● **To be done**
Word for word, restate every line of the material.

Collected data
** Begin **
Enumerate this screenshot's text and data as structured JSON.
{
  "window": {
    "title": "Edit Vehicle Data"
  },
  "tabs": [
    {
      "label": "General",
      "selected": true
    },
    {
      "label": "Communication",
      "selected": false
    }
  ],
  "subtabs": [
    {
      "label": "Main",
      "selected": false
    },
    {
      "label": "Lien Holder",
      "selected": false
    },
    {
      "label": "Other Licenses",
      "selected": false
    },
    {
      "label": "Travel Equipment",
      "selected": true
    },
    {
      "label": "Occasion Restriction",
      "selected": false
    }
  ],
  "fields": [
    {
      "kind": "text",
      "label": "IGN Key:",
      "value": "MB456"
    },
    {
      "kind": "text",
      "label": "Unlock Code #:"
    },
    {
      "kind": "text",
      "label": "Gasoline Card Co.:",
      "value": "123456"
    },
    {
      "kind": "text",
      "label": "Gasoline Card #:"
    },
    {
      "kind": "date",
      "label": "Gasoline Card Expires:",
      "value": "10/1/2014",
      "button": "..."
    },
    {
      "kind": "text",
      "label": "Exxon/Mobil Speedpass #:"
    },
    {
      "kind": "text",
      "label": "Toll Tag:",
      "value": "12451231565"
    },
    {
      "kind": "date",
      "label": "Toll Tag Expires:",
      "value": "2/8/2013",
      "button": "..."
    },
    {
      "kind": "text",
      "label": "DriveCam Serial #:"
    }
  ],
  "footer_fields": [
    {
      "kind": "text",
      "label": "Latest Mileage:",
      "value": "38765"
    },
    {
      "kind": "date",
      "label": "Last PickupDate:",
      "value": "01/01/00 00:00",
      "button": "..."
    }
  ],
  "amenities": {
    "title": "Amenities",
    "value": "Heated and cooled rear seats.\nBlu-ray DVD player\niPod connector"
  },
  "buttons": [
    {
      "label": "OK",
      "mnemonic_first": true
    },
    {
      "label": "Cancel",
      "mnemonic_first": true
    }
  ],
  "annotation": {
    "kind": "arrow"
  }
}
** End **
● **Complete response**
Enumerate this screenshot's text and data as structured JSON.
{
  "window": {
    "title": "Edit Vehicle Data"
  },
  "tabs": [
    {
      "label": "General",
      "selected": true
    },
    {
      "label": "Communication",
      "selected": false
    }
  ],
  "subtabs": [
    {
      "label": "Main",
      "selected": false
    },
    {
      "label": "Lien Holder",
      "selected": false
    },
    {
      "label": "Other Licenses",
      "selected": false
    },
    {
      "label": "Travel Equipment",
      "selected": true
    },
    {
      "label": "Occasion Restriction",
      "selected": false
    }
  ],
  "fields": [
    {
      "kind": "text",
      "label": "IGN Key:",
      "value": "MB456"
    },
    {
      "kind": "text",
      "label": "Unlock Code #:"
    },
    {
      "kind": "text",
      "label": "Gasoline Card Co.:",
      "value": "123456"
    },
    {
      "kind": "text",
      "label": "Gasoline Card #:"
    },
    {
      "kind": "date",
      "label": "Gasoline Card Expires:",
      "value": "10/1/2014",
      "button": "..."
    },
    {
      "kind": "text",
      "label": "Exxon/Mobil Speedpass #:"
    },
    {
      "kind": "text",
      "label": "Toll Tag:",
      "value": "12451231565"
    },
    {
      "kind": "date",
      "label": "Toll Tag Expires:",
      "value": "2/8/2013",
      "button": "..."
    },
    {
      "kind": "text",
      "label": "DriveCam Serial #:"
    }
  ],
  "footer_fields": [
    {
      "kind": "text",
      "label": "Latest Mileage:",
      "value": "38765"
    },
    {
      "kind": "date",
      "label": "Last PickupDate:",
      "value": "01/01/00 00:00",
      "button": "..."
    }
  ],
  "amenities": {
    "title": "Amenities",
    "value": "Heated and cooled rear seats.\nBlu-ray DVD player\niPod connector"
  },
  "buttons": [
    {
      "label": "OK",
      "mnemonic_first": true
    },
    {
      "label": "Cancel",
      "mnemonic_first": true
    }
  ],
  "annotation": {
    "kind": "arrow"
  }
}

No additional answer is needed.